_Task to complete_. Exact reproduction of the data is required, with images excluded.

----------

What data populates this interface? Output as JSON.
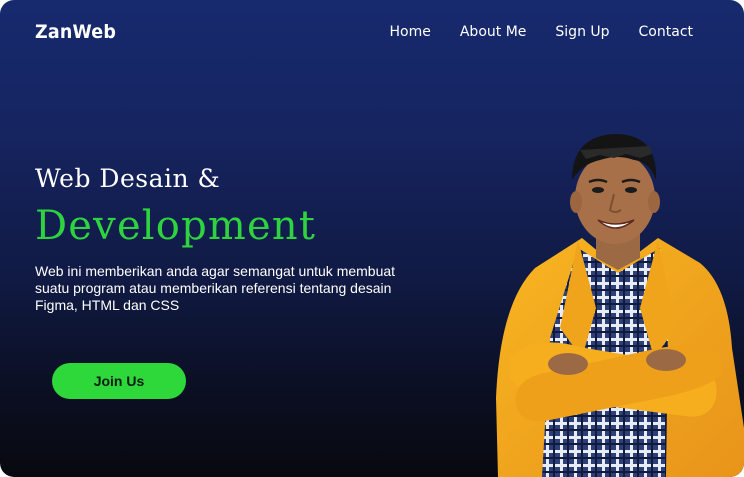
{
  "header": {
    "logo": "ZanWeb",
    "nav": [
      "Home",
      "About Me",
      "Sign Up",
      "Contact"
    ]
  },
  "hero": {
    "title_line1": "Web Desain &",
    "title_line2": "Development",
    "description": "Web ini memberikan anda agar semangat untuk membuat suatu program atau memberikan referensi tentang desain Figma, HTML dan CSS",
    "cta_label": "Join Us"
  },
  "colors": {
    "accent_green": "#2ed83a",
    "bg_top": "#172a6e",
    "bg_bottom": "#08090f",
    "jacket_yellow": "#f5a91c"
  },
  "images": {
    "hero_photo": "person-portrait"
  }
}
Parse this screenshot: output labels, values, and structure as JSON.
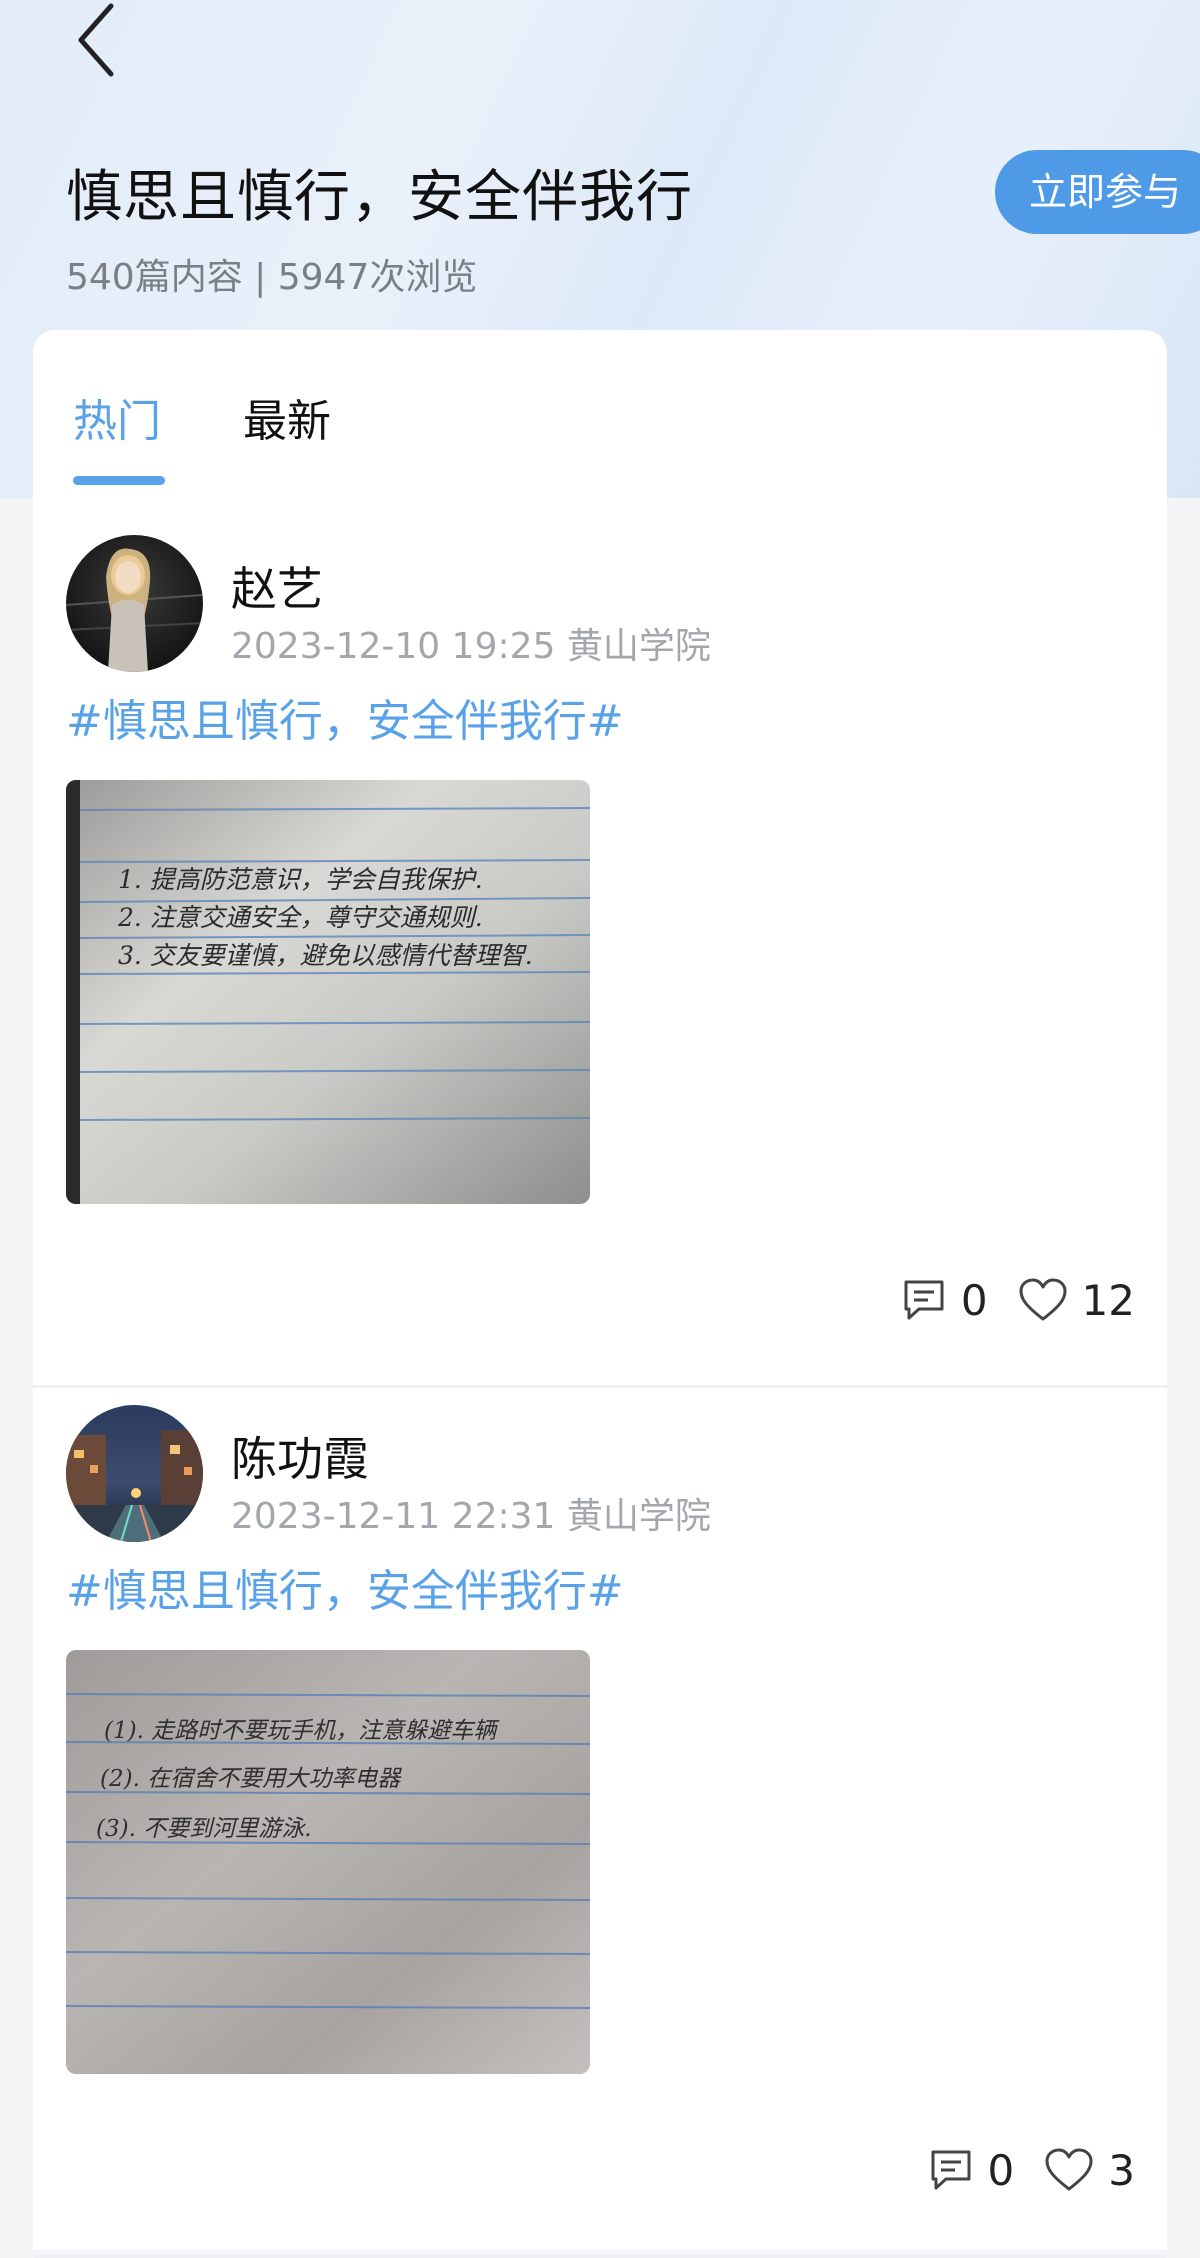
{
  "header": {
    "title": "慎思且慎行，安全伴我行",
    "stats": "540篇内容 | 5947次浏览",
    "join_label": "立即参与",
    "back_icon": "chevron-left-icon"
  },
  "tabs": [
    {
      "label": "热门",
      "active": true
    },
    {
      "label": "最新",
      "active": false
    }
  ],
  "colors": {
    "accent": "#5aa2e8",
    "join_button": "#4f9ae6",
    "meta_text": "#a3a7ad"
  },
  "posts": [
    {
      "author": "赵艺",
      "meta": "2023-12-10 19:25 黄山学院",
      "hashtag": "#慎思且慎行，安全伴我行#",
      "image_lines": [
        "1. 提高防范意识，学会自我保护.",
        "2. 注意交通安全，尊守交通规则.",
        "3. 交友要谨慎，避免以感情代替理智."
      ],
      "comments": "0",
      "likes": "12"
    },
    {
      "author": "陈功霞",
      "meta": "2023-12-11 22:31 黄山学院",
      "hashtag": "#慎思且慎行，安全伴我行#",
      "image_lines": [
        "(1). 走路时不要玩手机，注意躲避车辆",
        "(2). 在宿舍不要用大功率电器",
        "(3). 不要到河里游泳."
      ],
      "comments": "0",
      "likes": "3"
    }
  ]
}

----------

_Response_.
What data populates this interface? Output as JSON.
{
  "header": {
    "logo": "ZanWeb",
    "nav": [
      "Home",
      "About Me",
      "Sign Up",
      "Contact"
    ]
  },
  "hero": {
    "title_line1": "Web Desain &",
    "title_line2": "Development",
    "description": "Web ini memberikan anda agar semangat untuk membuat suatu program atau memberikan referensi tentang desain Figma, HTML dan CSS",
    "cta_label": "Join Us"
  },
  "colors": {
    "accent_green": "#2ed83a",
    "bg_top": "#172a6e",
    "bg_bottom": "#08090f",
    "jacket_yellow": "#f5a91c"
  },
  "images": {
    "hero_photo": "person-portrait"
  }
}
Parse this screenshot: output labels, values, and structure as JSON.
{
  "header": {
    "title": "慎思且慎行，安全伴我行",
    "stats": "540篇内容 | 5947次浏览",
    "join_label": "立即参与",
    "back_icon": "chevron-left-icon"
  },
  "tabs": [
    {
      "label": "热门",
      "active": true
    },
    {
      "label": "最新",
      "active": false
    }
  ],
  "colors": {
    "accent": "#5aa2e8",
    "join_button": "#4f9ae6",
    "meta_text": "#a3a7ad"
  },
  "posts": [
    {
      "author": "赵艺",
      "meta": "2023-12-10 19:25 黄山学院",
      "hashtag": "#慎思且慎行，安全伴我行#",
      "image_lines": [
        "1. 提高防范意识，学会自我保护.",
        "2. 注意交通安全，尊守交通规则.",
        "3. 交友要谨慎，避免以感情代替理智."
      ],
      "comments": "0",
      "likes": "12"
    },
    {
      "author": "陈功霞",
      "meta": "2023-12-11 22:31 黄山学院",
      "hashtag": "#慎思且慎行，安全伴我行#",
      "image_lines": [
        "(1). 走路时不要玩手机，注意躲避车辆",
        "(2). 在宿舍不要用大功率电器",
        "(3). 不要到河里游泳."
      ],
      "comments": "0",
      "likes": "3"
    }
  ]
}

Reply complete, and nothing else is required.